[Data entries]
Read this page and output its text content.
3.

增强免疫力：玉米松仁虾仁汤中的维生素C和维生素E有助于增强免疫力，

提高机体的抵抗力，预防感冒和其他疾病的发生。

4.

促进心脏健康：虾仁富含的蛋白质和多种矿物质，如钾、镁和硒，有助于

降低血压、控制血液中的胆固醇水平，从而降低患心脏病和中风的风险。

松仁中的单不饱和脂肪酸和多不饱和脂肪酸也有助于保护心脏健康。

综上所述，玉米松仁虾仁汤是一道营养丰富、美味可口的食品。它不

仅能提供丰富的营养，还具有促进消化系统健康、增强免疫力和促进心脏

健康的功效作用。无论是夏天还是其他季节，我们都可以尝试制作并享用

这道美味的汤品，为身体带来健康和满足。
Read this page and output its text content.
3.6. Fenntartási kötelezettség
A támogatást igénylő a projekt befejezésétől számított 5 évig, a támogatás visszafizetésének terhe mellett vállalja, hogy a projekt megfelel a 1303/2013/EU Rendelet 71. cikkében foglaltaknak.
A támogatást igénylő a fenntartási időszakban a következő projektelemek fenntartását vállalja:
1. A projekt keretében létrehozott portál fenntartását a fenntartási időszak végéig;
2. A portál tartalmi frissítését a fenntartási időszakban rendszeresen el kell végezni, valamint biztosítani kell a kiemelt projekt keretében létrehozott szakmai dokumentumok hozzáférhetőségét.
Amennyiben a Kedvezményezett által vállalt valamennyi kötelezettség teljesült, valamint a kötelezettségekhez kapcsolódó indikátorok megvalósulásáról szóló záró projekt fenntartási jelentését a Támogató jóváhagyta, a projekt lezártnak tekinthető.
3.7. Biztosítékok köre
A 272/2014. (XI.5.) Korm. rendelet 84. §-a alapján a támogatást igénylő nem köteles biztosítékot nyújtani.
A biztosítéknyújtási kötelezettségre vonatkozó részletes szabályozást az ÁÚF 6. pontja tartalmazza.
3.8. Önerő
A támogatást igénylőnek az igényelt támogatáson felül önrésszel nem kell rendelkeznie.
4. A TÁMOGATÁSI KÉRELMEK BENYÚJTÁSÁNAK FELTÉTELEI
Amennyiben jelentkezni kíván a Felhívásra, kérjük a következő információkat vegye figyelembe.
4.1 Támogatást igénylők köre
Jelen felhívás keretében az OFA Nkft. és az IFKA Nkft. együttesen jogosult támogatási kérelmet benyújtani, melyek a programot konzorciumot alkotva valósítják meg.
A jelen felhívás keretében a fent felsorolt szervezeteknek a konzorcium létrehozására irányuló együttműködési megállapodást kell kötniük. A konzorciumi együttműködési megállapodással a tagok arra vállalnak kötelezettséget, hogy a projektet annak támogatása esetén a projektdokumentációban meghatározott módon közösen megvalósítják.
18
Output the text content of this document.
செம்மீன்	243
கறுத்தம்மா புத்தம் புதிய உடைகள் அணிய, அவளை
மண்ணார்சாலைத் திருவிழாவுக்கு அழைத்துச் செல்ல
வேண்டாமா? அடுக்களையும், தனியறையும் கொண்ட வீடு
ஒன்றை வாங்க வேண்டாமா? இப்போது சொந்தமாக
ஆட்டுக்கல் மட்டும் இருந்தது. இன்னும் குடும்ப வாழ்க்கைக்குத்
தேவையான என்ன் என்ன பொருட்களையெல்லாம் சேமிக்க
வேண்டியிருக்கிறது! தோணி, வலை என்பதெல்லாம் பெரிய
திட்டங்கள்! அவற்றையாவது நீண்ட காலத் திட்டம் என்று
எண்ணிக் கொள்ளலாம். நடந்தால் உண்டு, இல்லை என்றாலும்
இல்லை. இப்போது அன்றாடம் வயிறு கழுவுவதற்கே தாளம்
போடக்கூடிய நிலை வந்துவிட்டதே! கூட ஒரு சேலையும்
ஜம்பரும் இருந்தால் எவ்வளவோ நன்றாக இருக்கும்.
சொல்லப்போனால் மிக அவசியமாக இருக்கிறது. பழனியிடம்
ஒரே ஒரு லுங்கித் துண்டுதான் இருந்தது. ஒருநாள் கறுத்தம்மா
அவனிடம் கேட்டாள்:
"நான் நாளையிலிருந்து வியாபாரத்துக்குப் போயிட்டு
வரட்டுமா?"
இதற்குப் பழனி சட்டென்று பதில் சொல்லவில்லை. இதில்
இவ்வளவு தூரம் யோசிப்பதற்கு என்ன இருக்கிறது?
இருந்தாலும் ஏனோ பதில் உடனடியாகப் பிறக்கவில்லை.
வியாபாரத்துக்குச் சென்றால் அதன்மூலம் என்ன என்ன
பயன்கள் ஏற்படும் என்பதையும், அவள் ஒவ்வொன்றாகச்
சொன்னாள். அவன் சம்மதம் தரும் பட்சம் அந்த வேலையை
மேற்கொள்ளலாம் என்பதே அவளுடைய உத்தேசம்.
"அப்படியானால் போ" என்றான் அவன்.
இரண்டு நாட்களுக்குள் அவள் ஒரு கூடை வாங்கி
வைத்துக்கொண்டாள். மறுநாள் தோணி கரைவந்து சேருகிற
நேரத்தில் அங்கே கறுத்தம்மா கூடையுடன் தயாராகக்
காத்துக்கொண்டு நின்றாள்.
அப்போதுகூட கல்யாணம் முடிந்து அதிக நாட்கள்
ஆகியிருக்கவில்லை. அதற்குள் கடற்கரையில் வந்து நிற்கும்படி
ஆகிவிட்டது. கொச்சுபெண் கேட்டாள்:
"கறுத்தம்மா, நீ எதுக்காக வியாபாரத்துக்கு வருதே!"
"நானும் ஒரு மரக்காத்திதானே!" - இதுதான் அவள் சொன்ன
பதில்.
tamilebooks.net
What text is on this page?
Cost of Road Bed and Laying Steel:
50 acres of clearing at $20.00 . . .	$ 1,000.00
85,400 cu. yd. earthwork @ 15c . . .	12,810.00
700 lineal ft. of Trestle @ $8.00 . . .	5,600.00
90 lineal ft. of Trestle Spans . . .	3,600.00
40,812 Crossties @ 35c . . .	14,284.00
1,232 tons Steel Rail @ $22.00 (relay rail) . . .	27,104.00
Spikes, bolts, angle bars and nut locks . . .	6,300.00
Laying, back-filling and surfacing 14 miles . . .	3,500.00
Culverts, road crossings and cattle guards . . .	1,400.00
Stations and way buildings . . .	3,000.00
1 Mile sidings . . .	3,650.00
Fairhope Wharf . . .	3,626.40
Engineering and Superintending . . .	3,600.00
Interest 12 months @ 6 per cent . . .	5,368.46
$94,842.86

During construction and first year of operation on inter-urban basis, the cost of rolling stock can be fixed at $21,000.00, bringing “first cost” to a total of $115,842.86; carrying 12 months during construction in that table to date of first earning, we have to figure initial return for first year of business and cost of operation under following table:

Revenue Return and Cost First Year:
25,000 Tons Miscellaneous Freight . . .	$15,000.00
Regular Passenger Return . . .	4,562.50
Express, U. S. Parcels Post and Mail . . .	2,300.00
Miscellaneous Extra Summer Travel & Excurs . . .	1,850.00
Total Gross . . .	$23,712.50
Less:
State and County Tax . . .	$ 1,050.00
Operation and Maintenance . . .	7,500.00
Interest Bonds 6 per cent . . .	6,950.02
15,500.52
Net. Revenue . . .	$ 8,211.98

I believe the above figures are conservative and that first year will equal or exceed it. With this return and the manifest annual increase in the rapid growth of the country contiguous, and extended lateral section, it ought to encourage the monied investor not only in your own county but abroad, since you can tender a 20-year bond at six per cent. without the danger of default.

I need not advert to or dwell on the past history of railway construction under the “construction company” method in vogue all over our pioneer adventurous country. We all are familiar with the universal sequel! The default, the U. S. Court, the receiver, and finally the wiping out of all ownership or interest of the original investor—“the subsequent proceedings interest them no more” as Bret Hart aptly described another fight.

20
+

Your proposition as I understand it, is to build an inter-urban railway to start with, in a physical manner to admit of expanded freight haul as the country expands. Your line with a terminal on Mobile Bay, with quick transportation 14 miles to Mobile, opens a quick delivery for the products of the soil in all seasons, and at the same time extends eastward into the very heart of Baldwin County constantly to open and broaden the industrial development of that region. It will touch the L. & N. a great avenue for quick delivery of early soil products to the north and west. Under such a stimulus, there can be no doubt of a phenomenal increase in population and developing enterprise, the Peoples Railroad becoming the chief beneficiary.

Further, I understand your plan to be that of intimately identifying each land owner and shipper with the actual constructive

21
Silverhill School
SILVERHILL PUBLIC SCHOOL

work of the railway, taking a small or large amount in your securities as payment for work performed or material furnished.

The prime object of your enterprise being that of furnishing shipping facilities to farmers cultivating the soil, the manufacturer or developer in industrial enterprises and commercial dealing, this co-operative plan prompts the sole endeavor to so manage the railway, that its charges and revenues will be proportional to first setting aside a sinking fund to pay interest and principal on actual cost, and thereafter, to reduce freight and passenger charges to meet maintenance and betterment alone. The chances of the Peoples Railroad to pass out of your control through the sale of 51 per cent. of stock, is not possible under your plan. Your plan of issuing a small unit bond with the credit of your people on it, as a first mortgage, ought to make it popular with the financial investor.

• What this task involves: Filter the records down to the lines that contain the string "Amennyiben", and copy those lines.

• Response to this exercise:
Amennyiben a Kedvezményezett által vállalt valamennyi kötelezettség teljesült, valamint a kötelezettségekhez kapcsolódó indikátorok megvalósulásáról szóló záró projekt fenntartási jelentését a Támogató jóváhagyta, a projekt lezártnak tekinthető.
Amennyiben jelentkezni kíván a Felhívásra, kérjük a következő információkat vegye figyelembe.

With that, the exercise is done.